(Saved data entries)
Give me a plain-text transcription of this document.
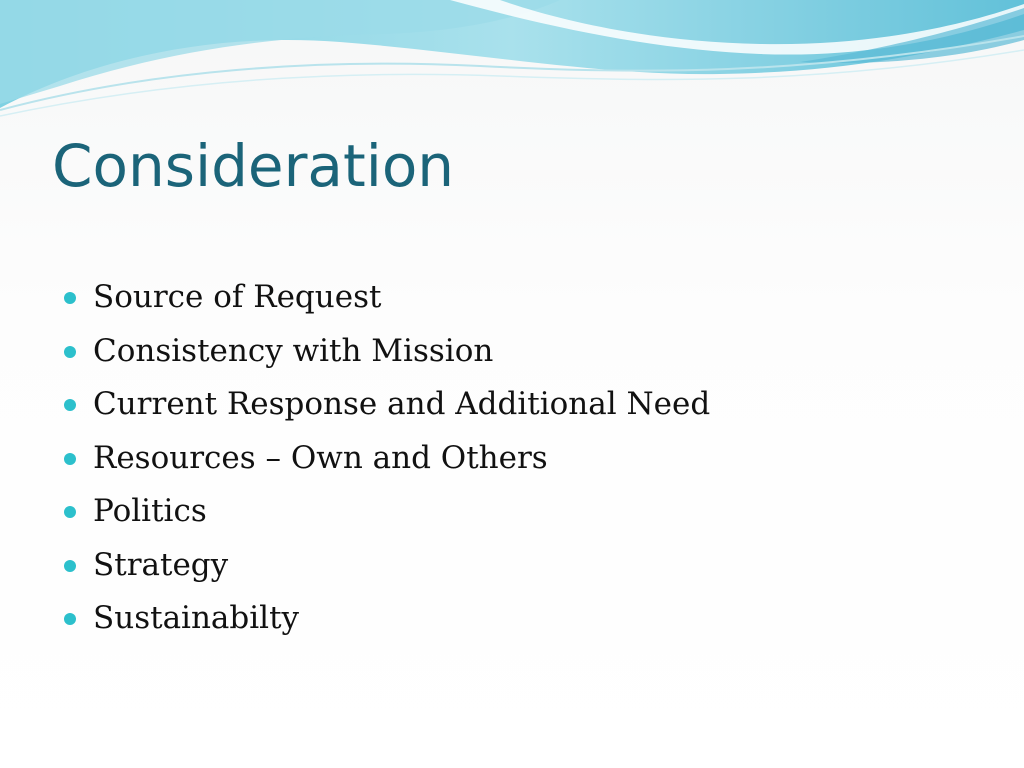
Consideration
Source of Request
Consistency with Mission
Current Response and Additional Need
Resources – Own and Others
Politics
Strategy
Sustainabilty
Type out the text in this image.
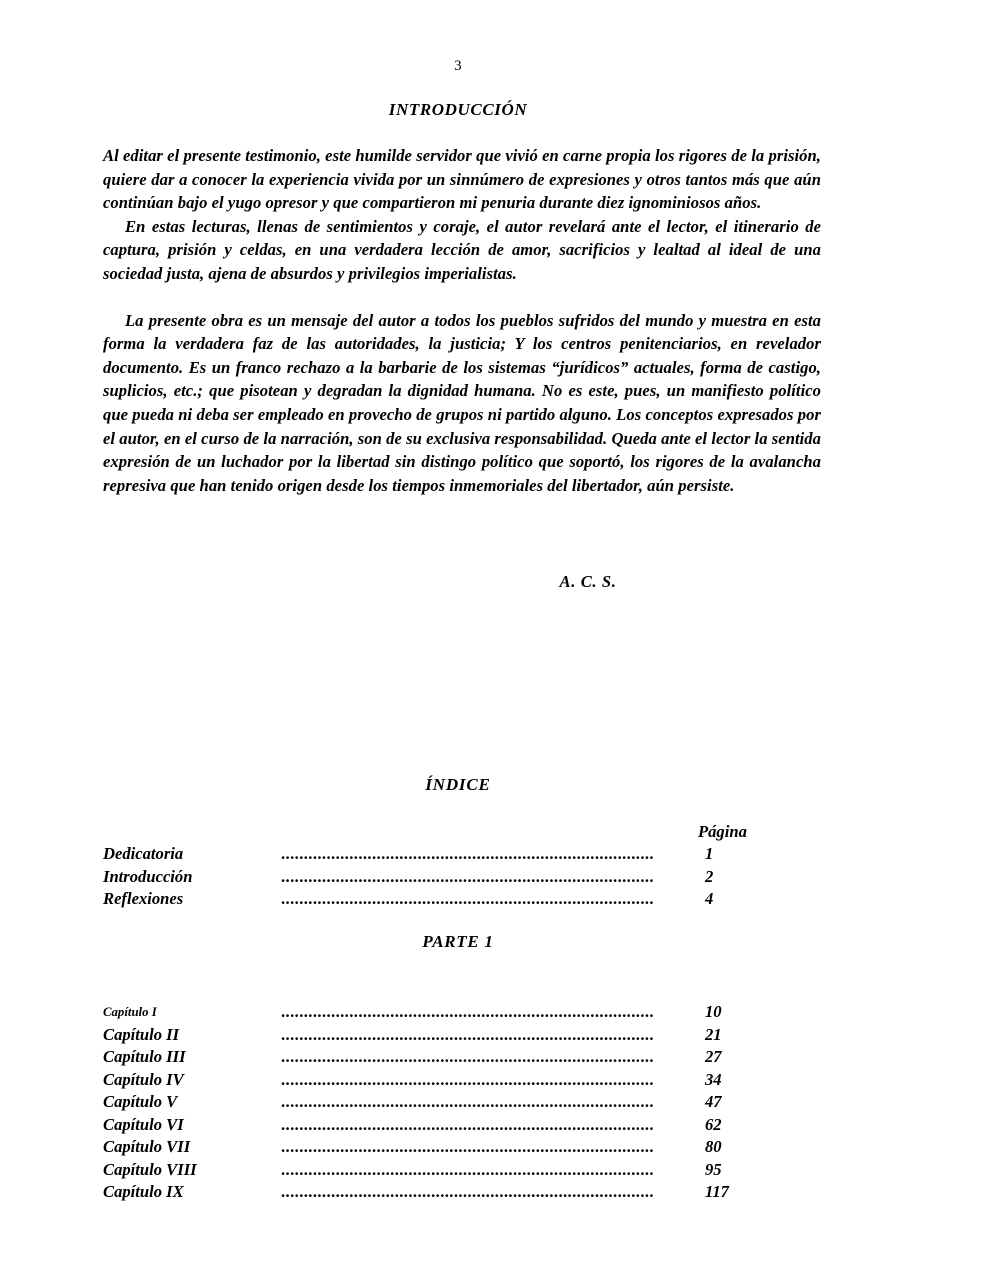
3
INTRODUCCIÓN

Al editar el presente testimonio, este humilde servidor que vivió en carne propia los rigores de la prisión, quiere dar a conocer la experiencia vivida por un sinnúmero de expresiones y otros tantos más que aún continúan bajo el yugo opresor y que compartieron mi penuria durante diez ignominiosos años.

En estas lecturas, llenas de sentimientos y coraje, el autor revelará ante el lector, el itinerario de captura, prisión y celdas, en una verdadera lección de amor, sacrificios y lealtad al ideal de una sociedad justa, ajena de absurdos y privilegios imperialistas.

La presente obra es un mensaje del autor a todos los pueblos sufridos del mundo y muestra en esta forma la verdadera faz de las autoridades, la justicia; Y los centros penitenciarios, en revelador documento. Es un franco rechazo a la barbarie de los sistemas “jurídicos” actuales, forma de castigo, suplicios, etc.; que pisotean y degradan la dignidad humana. No es este, pues, un manifiesto político que pueda ni deba ser empleado en provecho de grupos ni partido alguno. Los conceptos expresados por el autor, en el curso de la narración, son de su exclusiva responsabilidad. Queda ante el lector la sentida expresión de un luchador por la libertad sin distingo político que soportó, los rigores de la avalancha represiva que han tenido origen desde los tiempos inmemoriales del libertador, aún persiste.

A. C. S.
ÍNDICE
Página
Dedicatoria	..................................................................................	1
Introducción	..................................................................................	2
Reflexiones	..................................................................................	4
PARTE 1
Capítulo I	..................................................................................	10
Capítulo II	..................................................................................	21
Capítulo III	..................................................................................	27
Capítulo IV	..................................................................................	34
Capítulo V	..................................................................................	47
Capítulo VI	..................................................................................	62
Capítulo VII	..................................................................................	80
Capítulo VIII	..................................................................................	95
Capítulo IX	..................................................................................	117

#### [What you have to do]
Reproduce the material in its entirety and word for word, without the pictures.

#### [Result of the exercise]
Give me a plain-text transcription of this document.
Consideration
Source of Request
Consistency with Mission
Current Response and Additional Need
Resources – Own and Others
Politics
Strategy
Sustainabilty
Type out the text in this image.
3
INTRODUCCIÓN

Al editar el presente testimonio, este humilde servidor que vivió en carne propia los rigores de la prisión, quiere dar a conocer la experiencia vivida por un sinnúmero de expresiones y otros tantos más que aún continúan bajo el yugo opresor y que compartieron mi penuria durante diez ignominiosos años.

En estas lecturas, llenas de sentimientos y coraje, el autor revelará ante el lector, el itinerario de captura, prisión y celdas, en una verdadera lección de amor, sacrificios y lealtad al ideal de una sociedad justa, ajena de absurdos y privilegios imperialistas.

La presente obra es un mensaje del autor a todos los pueblos sufridos del mundo y muestra en esta forma la verdadera faz de las autoridades, la justicia; Y los centros penitenciarios, en revelador documento. Es un franco rechazo a la barbarie de los sistemas “jurídicos” actuales, forma de castigo, suplicios, etc.; que pisotean y degradan la dignidad humana. No es este, pues, un manifiesto político que pueda ni deba ser empleado en provecho de grupos ni partido alguno. Los conceptos expresados por el autor, en el curso de la narración, son de su exclusiva responsabilidad. Queda ante el lector la sentida expresión de un luchador por la libertad sin distingo político que soportó, los rigores de la avalancha represiva que han tenido origen desde los tiempos inmemoriales del libertador, aún persiste.

A. C. S.
ÍNDICE
Página
Dedicatoria	..................................................................................	1
Introducción	..................................................................................	2
Reflexiones	..................................................................................	4
PARTE 1
Capítulo I	..................................................................................	10
Capítulo II	..................................................................................	21
Capítulo III	..................................................................................	27
Capítulo IV	..................................................................................	34
Capítulo V	..................................................................................	47
Capítulo VI	..................................................................................	62
Capítulo VII	..................................................................................	80
Capítulo VIII	..................................................................................	95
Capítulo IX	..................................................................................	117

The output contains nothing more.